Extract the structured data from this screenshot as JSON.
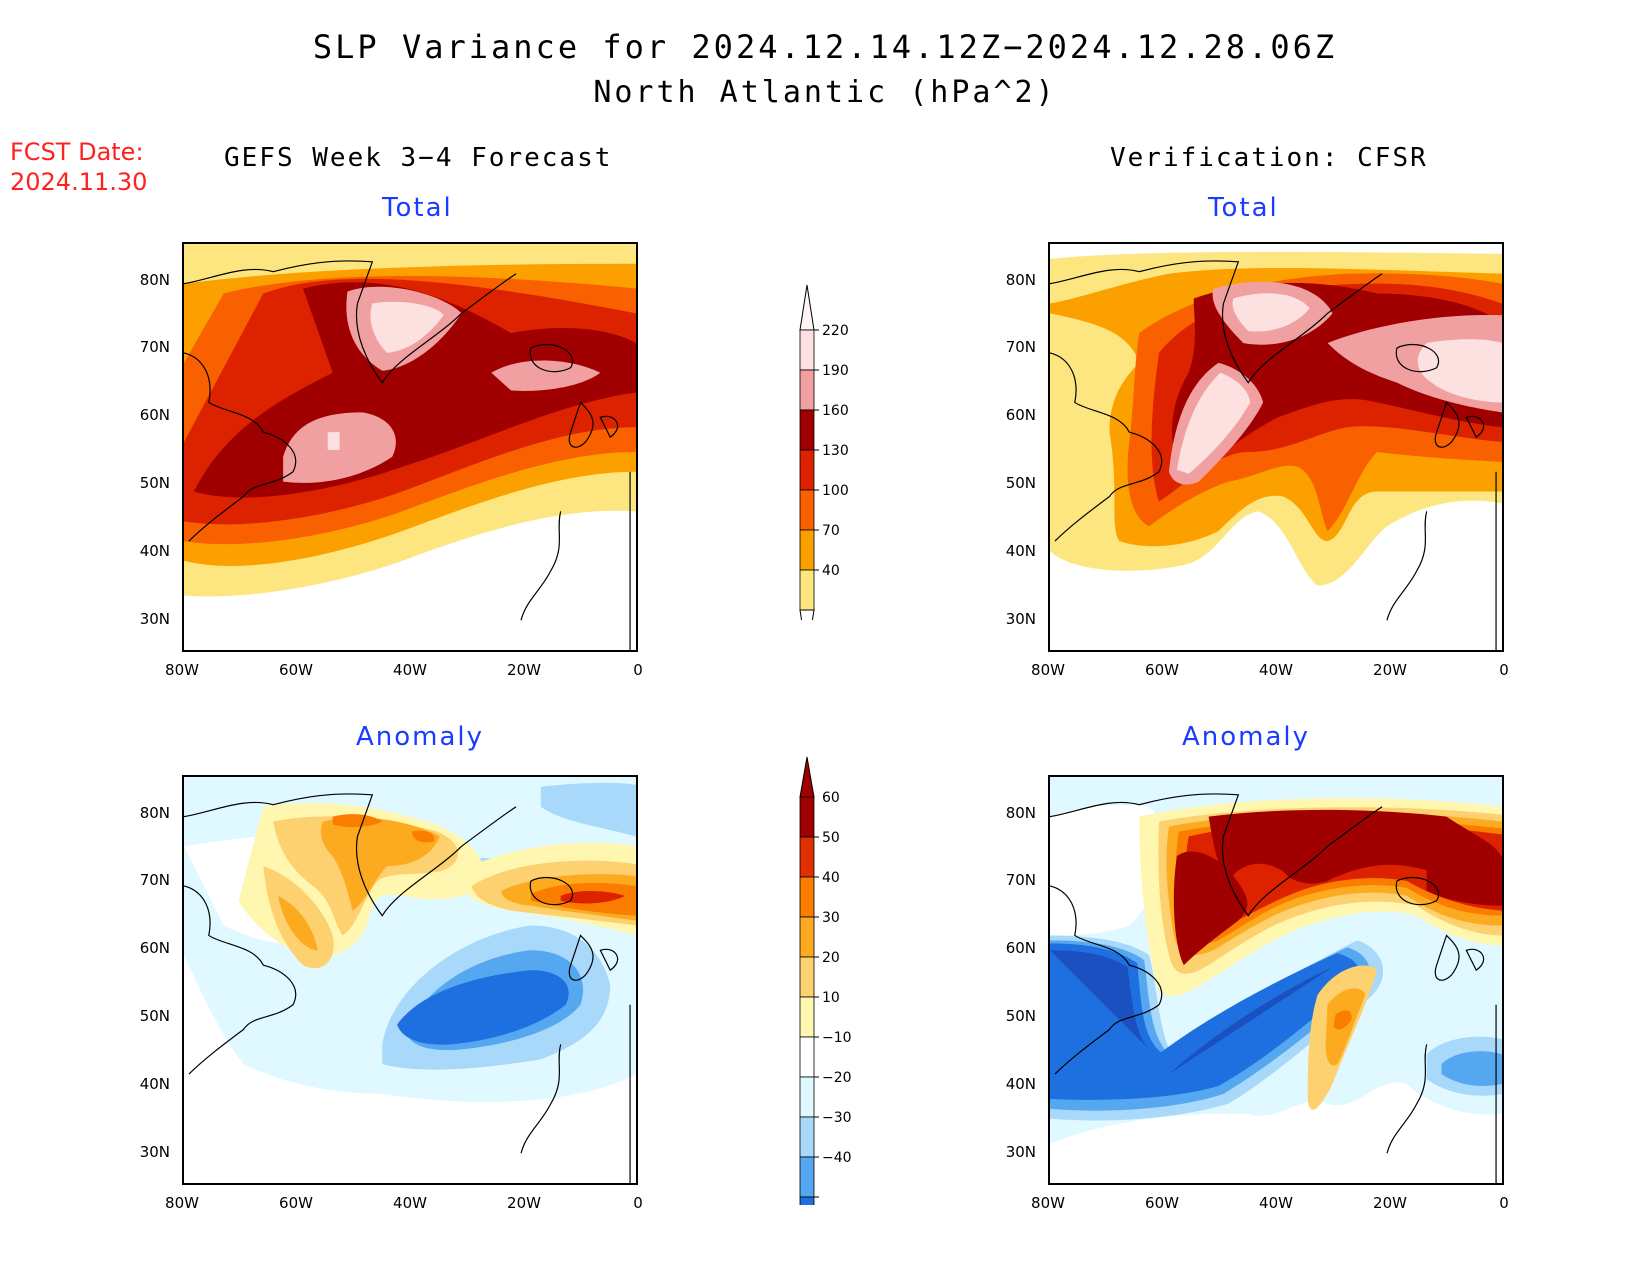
{
  "title": {
    "line1": "SLP Variance for 2024.12.14.12Z−2024.12.28.06Z",
    "line2": "North Atlantic (hPa^2)"
  },
  "fcst_date": {
    "label": "FCST Date:",
    "value": "2024.11.30"
  },
  "columns": {
    "left": "GEFS Week 3−4 Forecast",
    "right": "Verification: CFSR"
  },
  "panels": {
    "total_label": "Total",
    "anomaly_label": "Anomaly"
  },
  "axes": {
    "lat_ticks": [
      "80N",
      "70N",
      "60N",
      "50N",
      "40N",
      "30N"
    ],
    "lon_ticks": [
      "80W",
      "60W",
      "40W",
      "20W",
      "0"
    ]
  },
  "colorbars": {
    "total": {
      "levels": [
        "220",
        "190",
        "160",
        "130",
        "100",
        "70",
        "40"
      ],
      "colors": [
        "#fde0e0",
        "#f0a0a0",
        "#a00000",
        "#dd2200",
        "#f86000",
        "#fca000",
        "#fde680"
      ]
    },
    "anomaly": {
      "levels": [
        "60",
        "50",
        "40",
        "30",
        "20",
        "10",
        "−10",
        "−20",
        "−30",
        "−40"
      ],
      "colors": [
        "#a00000",
        "#e03000",
        "#fb7d00",
        "#fcab20",
        "#fdd070",
        "#fff6b0",
        "#ffffff",
        "#e0f8ff",
        "#a8d8fa",
        "#55a8f0",
        "#1e6fe0",
        "#1a50c0"
      ]
    }
  }
}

* **TO BE DONE**:
Every record gets retyped exactly; no picture goes into the copy.

* **THE COMPLETED TASK**:
Extract the structured data from this screenshot as JSON.
{
  "title": {
    "line1": "SLP Variance for 2024.12.14.12Z−2024.12.28.06Z",
    "line2": "North Atlantic (hPa^2)"
  },
  "fcst_date": {
    "label": "FCST Date:",
    "value": "2024.11.30"
  },
  "columns": {
    "left": "GEFS Week 3−4 Forecast",
    "right": "Verification: CFSR"
  },
  "panels": {
    "total_label": "Total",
    "anomaly_label": "Anomaly"
  },
  "axes": {
    "lat_ticks": [
      "80N",
      "70N",
      "60N",
      "50N",
      "40N",
      "30N"
    ],
    "lon_ticks": [
      "80W",
      "60W",
      "40W",
      "20W",
      "0"
    ]
  },
  "colorbars": {
    "total": {
      "levels": [
        "220",
        "190",
        "160",
        "130",
        "100",
        "70",
        "40"
      ],
      "colors": [
        "#fde0e0",
        "#f0a0a0",
        "#a00000",
        "#dd2200",
        "#f86000",
        "#fca000",
        "#fde680"
      ]
    },
    "anomaly": {
      "levels": [
        "60",
        "50",
        "40",
        "30",
        "20",
        "10",
        "−10",
        "−20",
        "−30",
        "−40"
      ],
      "colors": [
        "#a00000",
        "#e03000",
        "#fb7d00",
        "#fcab20",
        "#fdd070",
        "#fff6b0",
        "#ffffff",
        "#e0f8ff",
        "#a8d8fa",
        "#55a8f0",
        "#1e6fe0",
        "#1a50c0"
      ]
    }
  }
}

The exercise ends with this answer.